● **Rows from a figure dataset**
* BEGIN *

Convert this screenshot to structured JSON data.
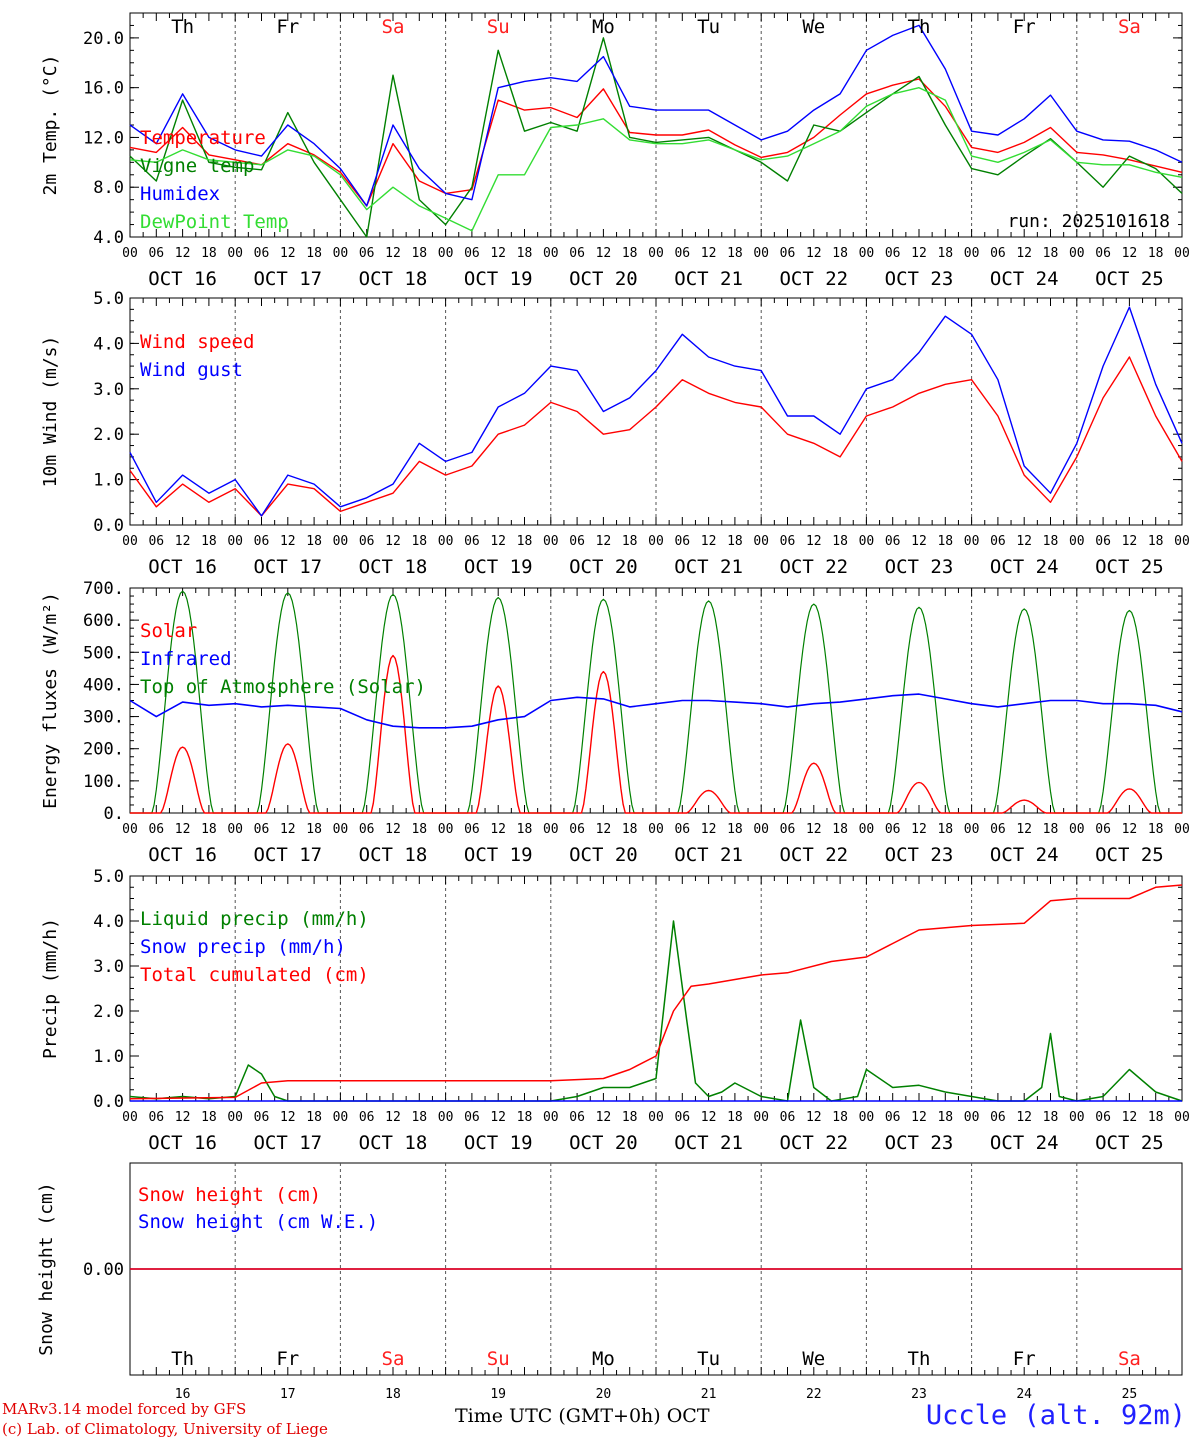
{
  "footer": {
    "credit_line1": "MARv3.14 model forced by GFS",
    "credit_line2": "(c) Lab. of Climatology, University of Liege",
    "xlabel": "Time UTC (GMT+0h) OCT",
    "station": "Uccle (alt. 92m)"
  },
  "colors": {
    "red": "#ff0000",
    "green": "#008000",
    "blue": "#0000ff",
    "lightgreen": "#33dd33",
    "weekend": "#ff2020"
  },
  "chart_data": [
    {
      "type": "line",
      "id": "temperature",
      "ylabel": "2m Temp. (°C)",
      "ylim": [
        4,
        22
      ],
      "yticks": [
        4,
        8,
        12,
        16,
        20
      ],
      "ytick_labels": [
        "4.0",
        "8.0",
        "12.0",
        "16.0",
        "20.0"
      ],
      "top_day_labels": [
        "Th",
        "Fr",
        "Sa",
        "Su",
        "Mo",
        "Tu",
        "We",
        "Th",
        "Fr",
        "Sa"
      ],
      "hour_ticks": [
        "00",
        "06",
        "12",
        "18"
      ],
      "date_labels": [
        "OCT 16",
        "OCT 17",
        "OCT 18",
        "OCT 19",
        "OCT 20",
        "OCT 21",
        "OCT 22",
        "OCT 23",
        "OCT 24",
        "OCT 25"
      ],
      "annotation": "run: 2025101618",
      "x_hours": [
        0,
        6,
        12,
        18,
        24,
        30,
        36,
        42,
        48,
        54,
        60,
        66,
        72,
        78,
        84,
        90,
        96,
        102,
        108,
        114,
        120,
        126,
        132,
        138,
        144,
        150,
        156,
        162,
        168,
        174,
        180,
        186,
        192,
        198,
        204,
        210,
        216,
        222,
        228,
        234,
        240
      ],
      "series": [
        {
          "name": "Temperature",
          "color": "#ff0000",
          "values": [
            11.2,
            10.8,
            12.8,
            10.6,
            10.2,
            9.8,
            11.5,
            10.6,
            9.2,
            6.5,
            11.5,
            8.5,
            7.5,
            7.8,
            15.0,
            14.2,
            14.4,
            13.6,
            15.9,
            12.4,
            12.2,
            12.2,
            12.6,
            11.4,
            10.4,
            10.8,
            12.0,
            13.8,
            15.5,
            16.2,
            16.7,
            14.5,
            11.2,
            10.8,
            11.6,
            12.8,
            10.8,
            10.6,
            10.2,
            9.7,
            9.2
          ]
        },
        {
          "name": "Vigne temp",
          "color": "#008000",
          "values": [
            10.5,
            8.5,
            15.0,
            10.0,
            9.6,
            9.4,
            14.0,
            10.0,
            7.0,
            4.0,
            17.0,
            7.0,
            5.0,
            8.0,
            19.0,
            12.5,
            13.2,
            12.5,
            20.0,
            12.0,
            11.6,
            11.8,
            12.0,
            11.0,
            10.0,
            8.5,
            13.0,
            12.5,
            14.0,
            15.5,
            16.9,
            13.0,
            9.5,
            9.0,
            10.5,
            11.9,
            10.0,
            8.0,
            10.5,
            9.5,
            7.5
          ]
        },
        {
          "name": "Humidex",
          "color": "#0000ff",
          "values": [
            13.0,
            11.5,
            15.5,
            12.0,
            11.0,
            10.5,
            13.0,
            11.5,
            9.5,
            6.5,
            13.0,
            9.5,
            7.5,
            7.0,
            16.0,
            16.5,
            16.8,
            16.5,
            18.5,
            14.5,
            14.2,
            14.2,
            14.2,
            13.0,
            11.8,
            12.5,
            14.2,
            15.5,
            19.0,
            20.2,
            21.0,
            17.5,
            12.5,
            12.2,
            13.5,
            15.4,
            12.5,
            11.8,
            11.7,
            11.0,
            10.0
          ]
        },
        {
          "name": "DewPoint Temp",
          "color": "#33dd33",
          "values": [
            10.2,
            10.0,
            11.0,
            10.2,
            10.0,
            9.8,
            11.0,
            10.5,
            9.0,
            6.2,
            8.0,
            6.5,
            5.5,
            4.5,
            9.0,
            9.0,
            12.8,
            13.0,
            13.5,
            11.8,
            11.5,
            11.5,
            11.8,
            11.0,
            10.2,
            10.5,
            11.5,
            12.5,
            14.5,
            15.5,
            16.0,
            15.0,
            10.5,
            10.0,
            10.8,
            11.8,
            10.0,
            9.8,
            9.8,
            9.2,
            8.8
          ]
        }
      ]
    },
    {
      "type": "line",
      "id": "wind",
      "ylabel": "10m Wind (m/s)",
      "ylim": [
        0,
        5
      ],
      "yticks": [
        0,
        1,
        2,
        3,
        4,
        5
      ],
      "ytick_labels": [
        "0.0",
        "1.0",
        "2.0",
        "3.0",
        "4.0",
        "5.0"
      ],
      "hour_ticks": [
        "00",
        "06",
        "12",
        "18"
      ],
      "date_labels": [
        "OCT 16",
        "OCT 17",
        "OCT 18",
        "OCT 19",
        "OCT 20",
        "OCT 21",
        "OCT 22",
        "OCT 23",
        "OCT 24",
        "OCT 25"
      ],
      "x_hours": [
        0,
        6,
        12,
        18,
        24,
        30,
        36,
        42,
        48,
        54,
        60,
        66,
        72,
        78,
        84,
        90,
        96,
        102,
        108,
        114,
        120,
        126,
        132,
        138,
        144,
        150,
        156,
        162,
        168,
        174,
        180,
        186,
        192,
        198,
        204,
        210,
        216,
        222,
        228,
        234,
        240
      ],
      "series": [
        {
          "name": "Wind speed",
          "color": "#ff0000",
          "values": [
            1.2,
            0.4,
            0.9,
            0.5,
            0.8,
            0.2,
            0.9,
            0.8,
            0.3,
            0.5,
            0.7,
            1.4,
            1.1,
            1.3,
            2.0,
            2.2,
            2.7,
            2.5,
            2.0,
            2.1,
            2.6,
            3.2,
            2.9,
            2.7,
            2.6,
            2.0,
            1.8,
            1.5,
            2.4,
            2.6,
            2.9,
            3.1,
            3.2,
            2.4,
            1.1,
            0.5,
            1.5,
            2.8,
            3.7,
            2.4,
            1.4
          ]
        },
        {
          "name": "Wind gust",
          "color": "#0000ff",
          "values": [
            1.6,
            0.5,
            1.1,
            0.7,
            1.0,
            0.2,
            1.1,
            0.9,
            0.4,
            0.6,
            0.9,
            1.8,
            1.4,
            1.6,
            2.6,
            2.9,
            3.5,
            3.4,
            2.5,
            2.8,
            3.4,
            4.2,
            3.7,
            3.5,
            3.4,
            2.4,
            2.4,
            2.0,
            3.0,
            3.2,
            3.8,
            4.6,
            4.2,
            3.2,
            1.3,
            0.7,
            1.8,
            3.5,
            4.8,
            3.1,
            1.8
          ]
        }
      ]
    },
    {
      "type": "line",
      "id": "energy",
      "ylabel": "Energy fluxes (W/m²)",
      "ylim": [
        0,
        700
      ],
      "yticks": [
        0,
        100,
        200,
        300,
        400,
        500,
        600,
        700
      ],
      "ytick_labels": [
        "0.",
        "100.",
        "200.",
        "300.",
        "400.",
        "500.",
        "600.",
        "700."
      ],
      "hour_ticks": [
        "00",
        "06",
        "12",
        "18"
      ],
      "date_labels": [
        "OCT 16",
        "OCT 17",
        "OCT 18",
        "OCT 19",
        "OCT 20",
        "OCT 21",
        "OCT 22",
        "OCT 23",
        "OCT 24",
        "OCT 25"
      ],
      "daily_peaks": {
        "Top of Atmosphere (Solar)": [
          690,
          685,
          680,
          670,
          665,
          660,
          650,
          640,
          635,
          630
        ],
        "Solar": [
          205,
          215,
          490,
          395,
          440,
          70,
          155,
          95,
          40,
          75
        ]
      },
      "series": [
        {
          "name": "Solar",
          "color": "#ff0000"
        },
        {
          "name": "Infrared",
          "color": "#0000ff",
          "x_hours": [
            0,
            6,
            12,
            18,
            24,
            30,
            36,
            42,
            48,
            54,
            60,
            66,
            72,
            78,
            84,
            90,
            96,
            102,
            108,
            114,
            120,
            126,
            132,
            138,
            144,
            150,
            156,
            162,
            168,
            174,
            180,
            186,
            192,
            198,
            204,
            210,
            216,
            222,
            228,
            234,
            240
          ],
          "values": [
            350,
            300,
            345,
            335,
            340,
            330,
            335,
            330,
            325,
            290,
            270,
            265,
            265,
            270,
            290,
            300,
            350,
            360,
            355,
            330,
            340,
            350,
            350,
            345,
            340,
            330,
            340,
            345,
            355,
            365,
            370,
            355,
            340,
            330,
            340,
            350,
            350,
            340,
            340,
            335,
            315
          ]
        },
        {
          "name": "Top of Atmosphere (Solar)",
          "color": "#008000"
        }
      ]
    },
    {
      "type": "line",
      "id": "precip",
      "ylabel": "Precip (mm/h)",
      "ylim": [
        0,
        5
      ],
      "yticks": [
        0,
        1,
        2,
        3,
        4,
        5
      ],
      "ytick_labels": [
        "0.0",
        "1.0",
        "2.0",
        "3.0",
        "4.0",
        "5.0"
      ],
      "hour_ticks": [
        "00",
        "06",
        "12",
        "18"
      ],
      "date_labels": [
        "OCT 16",
        "OCT 17",
        "OCT 18",
        "OCT 19",
        "OCT 20",
        "OCT 21",
        "OCT 22",
        "OCT 23",
        "OCT 24",
        "OCT 25"
      ],
      "series": [
        {
          "name": "Liquid precip (mm/h)",
          "color": "#008000",
          "x_hours": [
            0,
            6,
            12,
            18,
            24,
            27,
            30,
            33,
            36,
            42,
            48,
            96,
            102,
            108,
            114,
            120,
            124,
            127,
            129,
            132,
            135,
            138,
            144,
            150,
            153,
            156,
            160,
            166,
            168,
            174,
            180,
            186,
            192,
            198,
            204,
            208,
            210,
            212,
            216,
            222,
            228,
            234,
            240
          ],
          "values": [
            0.1,
            0.05,
            0.1,
            0.05,
            0.1,
            0.8,
            0.6,
            0.1,
            0,
            0,
            0,
            0,
            0.1,
            0.3,
            0.3,
            0.5,
            4.0,
            1.8,
            0.4,
            0.1,
            0.2,
            0.4,
            0.1,
            0,
            1.8,
            0.3,
            0,
            0.1,
            0.7,
            0.3,
            0.35,
            0.2,
            0.1,
            0,
            0,
            0.3,
            1.5,
            0.1,
            0,
            0.1,
            0.7,
            0.2,
            0
          ]
        },
        {
          "name": "Snow precip (mm/h)",
          "color": "#0000ff",
          "x_hours": [
            0,
            240
          ],
          "values": [
            0,
            0
          ]
        },
        {
          "name": "Total cumulated (cm)",
          "color": "#ff0000",
          "x_hours": [
            0,
            24,
            30,
            36,
            48,
            96,
            108,
            114,
            120,
            124,
            128,
            132,
            144,
            150,
            160,
            168,
            174,
            180,
            192,
            204,
            210,
            216,
            228,
            234,
            240
          ],
          "values": [
            0.05,
            0.08,
            0.4,
            0.45,
            0.45,
            0.45,
            0.5,
            0.7,
            1.0,
            2.0,
            2.55,
            2.6,
            2.8,
            2.85,
            3.1,
            3.2,
            3.5,
            3.8,
            3.9,
            3.95,
            4.45,
            4.5,
            4.5,
            4.75,
            4.8
          ]
        }
      ]
    },
    {
      "type": "line",
      "id": "snow",
      "ylabel": "Snow height (cm)",
      "ytick_labels": [
        "0.00"
      ],
      "bottom_day_labels": [
        "Th",
        "Fr",
        "Sa",
        "Su",
        "Mo",
        "Tu",
        "We",
        "Th",
        "Fr",
        "Sa"
      ],
      "day_numbers": [
        "16",
        "17",
        "18",
        "19",
        "20",
        "21",
        "22",
        "23",
        "24",
        "25"
      ],
      "series": [
        {
          "name": "Snow height (cm)",
          "color": "#ff0000",
          "x_hours": [
            0,
            240
          ],
          "values": [
            0,
            0
          ]
        },
        {
          "name": "Snow height (cm W.E.)",
          "color": "#0000ff",
          "x_hours": [
            0,
            240
          ],
          "values": [
            0,
            0
          ]
        }
      ]
    }
  ]
}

* END *

Tally up the lines in the preceding listing that contain the string "Atmosphere". Respond with the number and nothing else.

● **THE OUTPUT**
2